- **What you should do**
Starting with the line that contains "What data populates", reproduce each line through the end of the entries exactly as written.

- **Records shown**
━━━━━━━━━━━━━━━━

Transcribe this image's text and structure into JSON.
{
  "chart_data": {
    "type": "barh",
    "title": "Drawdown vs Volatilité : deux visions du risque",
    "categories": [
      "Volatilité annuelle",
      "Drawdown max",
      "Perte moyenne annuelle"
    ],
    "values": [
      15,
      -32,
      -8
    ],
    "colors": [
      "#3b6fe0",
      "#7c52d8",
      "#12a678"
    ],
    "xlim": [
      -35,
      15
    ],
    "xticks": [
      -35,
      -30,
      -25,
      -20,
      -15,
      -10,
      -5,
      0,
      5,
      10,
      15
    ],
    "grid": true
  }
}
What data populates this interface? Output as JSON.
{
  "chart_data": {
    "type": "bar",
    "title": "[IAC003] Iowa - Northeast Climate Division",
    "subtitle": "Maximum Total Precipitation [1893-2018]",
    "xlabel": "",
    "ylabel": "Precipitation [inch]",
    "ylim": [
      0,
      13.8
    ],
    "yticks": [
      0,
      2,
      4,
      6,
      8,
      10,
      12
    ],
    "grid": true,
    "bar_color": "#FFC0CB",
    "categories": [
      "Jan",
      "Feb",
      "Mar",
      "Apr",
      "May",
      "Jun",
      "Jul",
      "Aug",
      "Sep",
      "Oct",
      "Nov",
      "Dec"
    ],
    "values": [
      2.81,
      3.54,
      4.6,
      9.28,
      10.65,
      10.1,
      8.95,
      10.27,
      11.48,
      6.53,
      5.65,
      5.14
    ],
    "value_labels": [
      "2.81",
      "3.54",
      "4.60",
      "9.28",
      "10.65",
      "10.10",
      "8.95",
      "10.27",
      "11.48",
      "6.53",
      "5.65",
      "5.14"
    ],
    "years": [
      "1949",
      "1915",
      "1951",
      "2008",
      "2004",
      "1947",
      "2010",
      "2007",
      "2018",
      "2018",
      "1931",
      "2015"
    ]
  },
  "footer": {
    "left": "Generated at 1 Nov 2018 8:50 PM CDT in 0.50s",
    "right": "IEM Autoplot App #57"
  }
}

━━━━━━━━━━━━━━━━

- **Task result**
What data populates this interface? Output as JSON.
{
  "chart_data": {
    "type": "bar",
    "title": "[IAC003] Iowa - Northeast Climate Division",
    "subtitle": "Maximum Total Precipitation [1893-2018]",
    "xlabel": "",
    "ylabel": "Precipitation [inch]",
    "ylim": [
      0,
      13.8
    ],
    "yticks": [
      0,
      2,
      4,
      6,
      8,
      10,
      12
    ],
    "grid": true,
    "bar_color": "#FFC0CB",
    "categories": [
      "Jan",
      "Feb",
      "Mar",
      "Apr",
      "May",
      "Jun",
      "Jul",
      "Aug",
      "Sep",
      "Oct",
      "Nov",
      "Dec"
    ],
    "values": [
      2.81,
      3.54,
      4.6,
      9.28,
      10.65,
      10.1,
      8.95,
      10.27,
      11.48,
      6.53,
      5.65,
      5.14
    ],
    "value_labels": [
      "2.81",
      "3.54",
      "4.60",
      "9.28",
      "10.65",
      "10.10",
      "8.95",
      "10.27",
      "11.48",
      "6.53",
      "5.65",
      "5.14"
    ],
    "years": [
      "1949",
      "1915",
      "1951",
      "2008",
      "2004",
      "1947",
      "2010",
      "2007",
      "2018",
      "2018",
      "1931",
      "2015"
    ]
  },
  "footer": {
    "left": "Generated at 1 Nov 2018 8:50 PM CDT in 0.50s",
    "right": "IEM Autoplot App #57"
  }
}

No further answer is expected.